▶ [WHAT TO PRODUCE]
Return a copy of every line in the records that includes the word "Crime".

▶ [RECORDS]
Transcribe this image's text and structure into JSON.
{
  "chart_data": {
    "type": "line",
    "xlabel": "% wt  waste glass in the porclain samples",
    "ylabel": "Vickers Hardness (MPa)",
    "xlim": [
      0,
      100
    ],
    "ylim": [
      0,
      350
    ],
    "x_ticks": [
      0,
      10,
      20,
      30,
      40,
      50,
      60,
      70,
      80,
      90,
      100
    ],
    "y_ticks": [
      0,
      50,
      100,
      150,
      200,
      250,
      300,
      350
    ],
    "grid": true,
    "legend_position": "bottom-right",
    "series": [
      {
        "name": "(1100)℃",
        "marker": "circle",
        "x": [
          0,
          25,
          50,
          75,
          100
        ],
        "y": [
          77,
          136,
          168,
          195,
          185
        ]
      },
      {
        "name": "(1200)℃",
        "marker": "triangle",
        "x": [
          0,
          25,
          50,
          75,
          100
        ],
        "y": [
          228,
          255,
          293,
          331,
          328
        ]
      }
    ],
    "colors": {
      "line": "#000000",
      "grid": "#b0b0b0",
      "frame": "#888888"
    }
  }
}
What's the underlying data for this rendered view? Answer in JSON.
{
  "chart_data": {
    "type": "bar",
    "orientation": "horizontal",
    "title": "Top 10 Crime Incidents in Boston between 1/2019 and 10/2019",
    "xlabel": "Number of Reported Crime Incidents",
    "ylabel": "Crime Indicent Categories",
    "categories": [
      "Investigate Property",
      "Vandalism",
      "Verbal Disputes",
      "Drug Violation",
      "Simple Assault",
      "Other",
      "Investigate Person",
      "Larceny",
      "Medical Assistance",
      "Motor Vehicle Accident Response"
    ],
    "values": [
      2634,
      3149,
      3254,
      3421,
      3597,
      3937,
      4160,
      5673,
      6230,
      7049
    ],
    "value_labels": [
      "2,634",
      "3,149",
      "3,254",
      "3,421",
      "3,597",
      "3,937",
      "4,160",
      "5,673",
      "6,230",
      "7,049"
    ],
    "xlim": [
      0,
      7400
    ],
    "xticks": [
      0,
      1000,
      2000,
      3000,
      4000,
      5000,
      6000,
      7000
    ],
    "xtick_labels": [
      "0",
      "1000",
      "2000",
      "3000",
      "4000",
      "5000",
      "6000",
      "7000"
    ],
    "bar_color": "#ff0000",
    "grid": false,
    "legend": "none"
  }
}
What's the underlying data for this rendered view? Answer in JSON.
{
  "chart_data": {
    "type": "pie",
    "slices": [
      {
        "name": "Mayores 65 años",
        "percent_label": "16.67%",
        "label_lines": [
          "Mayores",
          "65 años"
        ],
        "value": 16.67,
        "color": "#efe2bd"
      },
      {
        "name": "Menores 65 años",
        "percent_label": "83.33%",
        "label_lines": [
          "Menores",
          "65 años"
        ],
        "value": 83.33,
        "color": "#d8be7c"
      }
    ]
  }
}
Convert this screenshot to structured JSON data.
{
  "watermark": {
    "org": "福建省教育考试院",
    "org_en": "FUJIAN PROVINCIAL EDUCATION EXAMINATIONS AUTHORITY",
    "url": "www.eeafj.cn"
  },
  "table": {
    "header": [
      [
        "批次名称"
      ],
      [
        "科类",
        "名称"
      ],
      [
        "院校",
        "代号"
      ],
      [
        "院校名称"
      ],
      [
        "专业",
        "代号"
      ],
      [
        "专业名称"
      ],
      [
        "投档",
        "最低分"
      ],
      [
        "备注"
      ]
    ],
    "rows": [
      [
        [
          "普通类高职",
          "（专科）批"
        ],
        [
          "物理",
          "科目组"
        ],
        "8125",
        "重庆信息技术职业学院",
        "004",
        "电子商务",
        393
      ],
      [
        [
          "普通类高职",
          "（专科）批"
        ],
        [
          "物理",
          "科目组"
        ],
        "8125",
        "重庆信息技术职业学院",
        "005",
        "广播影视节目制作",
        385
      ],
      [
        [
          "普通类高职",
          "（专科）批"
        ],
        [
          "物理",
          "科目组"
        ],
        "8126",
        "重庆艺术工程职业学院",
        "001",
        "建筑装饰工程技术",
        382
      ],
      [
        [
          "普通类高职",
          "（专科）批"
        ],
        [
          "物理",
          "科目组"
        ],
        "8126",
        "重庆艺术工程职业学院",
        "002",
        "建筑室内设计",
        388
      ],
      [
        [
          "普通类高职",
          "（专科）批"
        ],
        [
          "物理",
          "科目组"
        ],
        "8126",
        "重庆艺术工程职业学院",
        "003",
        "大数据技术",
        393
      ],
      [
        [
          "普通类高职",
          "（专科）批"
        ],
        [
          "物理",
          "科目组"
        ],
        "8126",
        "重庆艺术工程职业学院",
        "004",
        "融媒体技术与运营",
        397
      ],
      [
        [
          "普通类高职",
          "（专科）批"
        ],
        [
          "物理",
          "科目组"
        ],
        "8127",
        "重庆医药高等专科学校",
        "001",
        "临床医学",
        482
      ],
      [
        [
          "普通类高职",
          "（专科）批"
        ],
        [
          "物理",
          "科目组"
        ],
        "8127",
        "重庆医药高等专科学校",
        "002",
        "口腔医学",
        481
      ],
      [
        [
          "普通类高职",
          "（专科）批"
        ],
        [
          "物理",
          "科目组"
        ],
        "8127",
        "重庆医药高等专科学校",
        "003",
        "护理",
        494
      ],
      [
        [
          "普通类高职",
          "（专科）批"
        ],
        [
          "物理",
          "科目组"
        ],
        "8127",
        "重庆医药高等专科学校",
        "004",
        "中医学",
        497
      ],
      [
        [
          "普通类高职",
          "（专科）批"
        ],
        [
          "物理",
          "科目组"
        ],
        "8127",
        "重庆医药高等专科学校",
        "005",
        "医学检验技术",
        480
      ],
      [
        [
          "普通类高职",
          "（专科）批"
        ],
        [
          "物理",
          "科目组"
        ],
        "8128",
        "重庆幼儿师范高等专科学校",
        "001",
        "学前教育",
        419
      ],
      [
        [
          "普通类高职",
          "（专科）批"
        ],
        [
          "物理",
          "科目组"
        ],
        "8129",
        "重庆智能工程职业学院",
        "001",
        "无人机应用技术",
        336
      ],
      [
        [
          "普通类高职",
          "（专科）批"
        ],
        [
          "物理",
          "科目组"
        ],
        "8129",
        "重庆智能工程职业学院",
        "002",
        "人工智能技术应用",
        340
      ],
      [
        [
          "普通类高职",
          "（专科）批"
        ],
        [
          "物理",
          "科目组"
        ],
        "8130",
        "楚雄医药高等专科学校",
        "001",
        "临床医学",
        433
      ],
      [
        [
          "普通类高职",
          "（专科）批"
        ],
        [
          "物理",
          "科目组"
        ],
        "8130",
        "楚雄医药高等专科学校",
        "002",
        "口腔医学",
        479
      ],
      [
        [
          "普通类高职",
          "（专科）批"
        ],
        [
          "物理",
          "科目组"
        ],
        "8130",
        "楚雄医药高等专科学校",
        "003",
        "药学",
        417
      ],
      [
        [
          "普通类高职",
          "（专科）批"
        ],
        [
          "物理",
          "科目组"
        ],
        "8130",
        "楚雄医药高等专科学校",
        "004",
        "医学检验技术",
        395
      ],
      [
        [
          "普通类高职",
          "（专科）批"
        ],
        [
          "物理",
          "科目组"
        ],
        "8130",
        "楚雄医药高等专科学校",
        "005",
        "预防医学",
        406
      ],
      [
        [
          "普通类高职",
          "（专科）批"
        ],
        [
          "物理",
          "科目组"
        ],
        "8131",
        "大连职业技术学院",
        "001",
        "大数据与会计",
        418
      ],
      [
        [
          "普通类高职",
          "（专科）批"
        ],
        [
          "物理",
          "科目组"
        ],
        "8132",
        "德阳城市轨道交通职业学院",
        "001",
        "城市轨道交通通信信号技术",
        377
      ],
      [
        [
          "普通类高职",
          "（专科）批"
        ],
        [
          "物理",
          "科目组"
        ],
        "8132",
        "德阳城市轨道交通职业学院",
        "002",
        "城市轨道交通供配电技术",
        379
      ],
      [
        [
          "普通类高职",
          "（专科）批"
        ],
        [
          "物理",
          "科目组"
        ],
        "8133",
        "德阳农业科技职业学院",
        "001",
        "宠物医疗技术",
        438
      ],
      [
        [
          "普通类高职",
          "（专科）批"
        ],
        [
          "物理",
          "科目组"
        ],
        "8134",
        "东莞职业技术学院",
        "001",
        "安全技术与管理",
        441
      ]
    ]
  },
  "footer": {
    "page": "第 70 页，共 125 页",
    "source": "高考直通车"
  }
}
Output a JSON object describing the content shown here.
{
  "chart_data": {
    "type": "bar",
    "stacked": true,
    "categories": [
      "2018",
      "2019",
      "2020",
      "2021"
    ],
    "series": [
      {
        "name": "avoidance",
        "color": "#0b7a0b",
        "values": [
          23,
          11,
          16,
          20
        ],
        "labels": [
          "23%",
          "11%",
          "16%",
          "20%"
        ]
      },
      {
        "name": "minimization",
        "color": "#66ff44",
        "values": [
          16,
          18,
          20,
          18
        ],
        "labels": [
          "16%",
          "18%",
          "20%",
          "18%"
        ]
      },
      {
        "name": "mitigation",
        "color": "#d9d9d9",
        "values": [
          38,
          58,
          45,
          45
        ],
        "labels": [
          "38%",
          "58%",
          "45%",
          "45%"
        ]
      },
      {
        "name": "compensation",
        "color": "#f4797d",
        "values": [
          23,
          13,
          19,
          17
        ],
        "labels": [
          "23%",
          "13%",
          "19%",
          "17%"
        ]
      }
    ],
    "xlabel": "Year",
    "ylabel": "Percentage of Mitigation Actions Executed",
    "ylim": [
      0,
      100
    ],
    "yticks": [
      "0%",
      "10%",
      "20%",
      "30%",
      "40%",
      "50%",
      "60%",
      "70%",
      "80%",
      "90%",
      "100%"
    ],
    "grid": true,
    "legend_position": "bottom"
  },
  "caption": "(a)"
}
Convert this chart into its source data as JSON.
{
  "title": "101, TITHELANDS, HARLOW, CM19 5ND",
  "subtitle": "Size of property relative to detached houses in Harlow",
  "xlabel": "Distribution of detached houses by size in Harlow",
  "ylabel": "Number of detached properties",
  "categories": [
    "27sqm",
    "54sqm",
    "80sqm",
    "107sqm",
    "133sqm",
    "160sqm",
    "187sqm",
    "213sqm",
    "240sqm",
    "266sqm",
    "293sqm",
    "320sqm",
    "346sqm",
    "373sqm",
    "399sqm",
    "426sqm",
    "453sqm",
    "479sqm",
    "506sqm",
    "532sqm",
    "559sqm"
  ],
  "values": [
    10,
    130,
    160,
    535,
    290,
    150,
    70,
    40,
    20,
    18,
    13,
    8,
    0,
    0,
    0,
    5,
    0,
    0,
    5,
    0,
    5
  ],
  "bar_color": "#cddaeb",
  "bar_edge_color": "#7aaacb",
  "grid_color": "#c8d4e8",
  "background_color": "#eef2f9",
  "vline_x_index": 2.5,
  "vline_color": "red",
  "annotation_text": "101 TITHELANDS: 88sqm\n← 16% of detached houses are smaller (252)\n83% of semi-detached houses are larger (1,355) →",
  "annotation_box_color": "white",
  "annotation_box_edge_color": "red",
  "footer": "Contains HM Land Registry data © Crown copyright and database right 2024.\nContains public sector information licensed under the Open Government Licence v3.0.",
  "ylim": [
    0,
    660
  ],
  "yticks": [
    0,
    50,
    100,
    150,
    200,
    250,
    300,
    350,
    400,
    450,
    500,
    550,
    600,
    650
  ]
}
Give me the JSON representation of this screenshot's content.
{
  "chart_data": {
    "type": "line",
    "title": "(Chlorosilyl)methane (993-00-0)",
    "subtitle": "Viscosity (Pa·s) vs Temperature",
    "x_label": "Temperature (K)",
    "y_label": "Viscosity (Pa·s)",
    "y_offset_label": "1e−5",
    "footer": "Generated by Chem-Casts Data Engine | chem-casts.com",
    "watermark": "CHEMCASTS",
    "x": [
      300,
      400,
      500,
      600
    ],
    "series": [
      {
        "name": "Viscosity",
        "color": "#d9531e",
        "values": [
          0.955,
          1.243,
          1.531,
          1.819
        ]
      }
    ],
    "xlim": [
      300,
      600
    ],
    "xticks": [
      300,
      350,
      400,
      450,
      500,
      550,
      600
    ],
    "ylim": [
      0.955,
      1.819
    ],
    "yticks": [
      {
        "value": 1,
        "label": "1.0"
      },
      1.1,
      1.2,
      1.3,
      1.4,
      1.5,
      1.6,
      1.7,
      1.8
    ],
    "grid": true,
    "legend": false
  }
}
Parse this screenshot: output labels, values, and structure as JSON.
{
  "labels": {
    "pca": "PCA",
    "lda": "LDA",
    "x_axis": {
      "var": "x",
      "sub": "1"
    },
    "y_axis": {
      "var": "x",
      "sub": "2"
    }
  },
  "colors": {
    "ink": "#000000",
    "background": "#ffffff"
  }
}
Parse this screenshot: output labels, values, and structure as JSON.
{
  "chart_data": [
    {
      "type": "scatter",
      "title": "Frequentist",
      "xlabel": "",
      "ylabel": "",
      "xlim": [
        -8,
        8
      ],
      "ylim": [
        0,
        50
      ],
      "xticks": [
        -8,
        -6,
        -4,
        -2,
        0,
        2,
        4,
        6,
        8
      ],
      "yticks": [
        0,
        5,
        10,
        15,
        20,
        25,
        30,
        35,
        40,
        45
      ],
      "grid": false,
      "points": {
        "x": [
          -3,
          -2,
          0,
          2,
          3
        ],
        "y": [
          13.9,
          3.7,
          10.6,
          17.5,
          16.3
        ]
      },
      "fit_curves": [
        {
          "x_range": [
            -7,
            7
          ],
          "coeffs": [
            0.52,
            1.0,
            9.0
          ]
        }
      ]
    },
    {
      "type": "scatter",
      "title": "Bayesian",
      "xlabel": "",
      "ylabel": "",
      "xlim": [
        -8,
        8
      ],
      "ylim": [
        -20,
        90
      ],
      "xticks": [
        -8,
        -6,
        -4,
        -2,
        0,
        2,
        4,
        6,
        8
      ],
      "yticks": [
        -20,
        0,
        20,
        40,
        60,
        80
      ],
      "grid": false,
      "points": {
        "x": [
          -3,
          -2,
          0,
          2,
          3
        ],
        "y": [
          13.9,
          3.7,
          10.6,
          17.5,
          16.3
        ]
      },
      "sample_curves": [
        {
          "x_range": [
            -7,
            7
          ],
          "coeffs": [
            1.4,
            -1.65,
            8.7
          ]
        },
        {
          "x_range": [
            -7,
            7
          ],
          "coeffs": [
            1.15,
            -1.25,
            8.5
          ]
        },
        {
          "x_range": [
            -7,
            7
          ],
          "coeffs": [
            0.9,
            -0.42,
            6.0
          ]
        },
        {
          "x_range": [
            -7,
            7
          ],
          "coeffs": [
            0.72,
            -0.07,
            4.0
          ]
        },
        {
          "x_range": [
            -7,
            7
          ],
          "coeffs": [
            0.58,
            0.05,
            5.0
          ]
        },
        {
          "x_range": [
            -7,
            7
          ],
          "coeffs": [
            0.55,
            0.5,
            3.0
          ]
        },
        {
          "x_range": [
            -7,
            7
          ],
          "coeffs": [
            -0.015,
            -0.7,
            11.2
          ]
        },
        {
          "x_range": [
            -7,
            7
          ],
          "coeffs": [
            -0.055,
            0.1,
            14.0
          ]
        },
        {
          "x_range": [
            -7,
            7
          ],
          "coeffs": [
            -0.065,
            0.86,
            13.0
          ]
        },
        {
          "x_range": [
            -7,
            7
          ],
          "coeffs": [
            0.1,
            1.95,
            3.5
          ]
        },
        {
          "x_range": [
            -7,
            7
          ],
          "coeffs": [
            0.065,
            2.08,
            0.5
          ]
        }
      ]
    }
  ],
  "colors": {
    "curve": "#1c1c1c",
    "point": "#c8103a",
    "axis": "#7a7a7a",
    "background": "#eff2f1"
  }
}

▶ [REPLY TO THE TASK]
    "title": "Top 10 Crime Incidents in Boston between 1/2019 and 10/2019",
    "xlabel": "Number of Reported Crime Incidents",
    "ylabel": "Crime Indicent Categories",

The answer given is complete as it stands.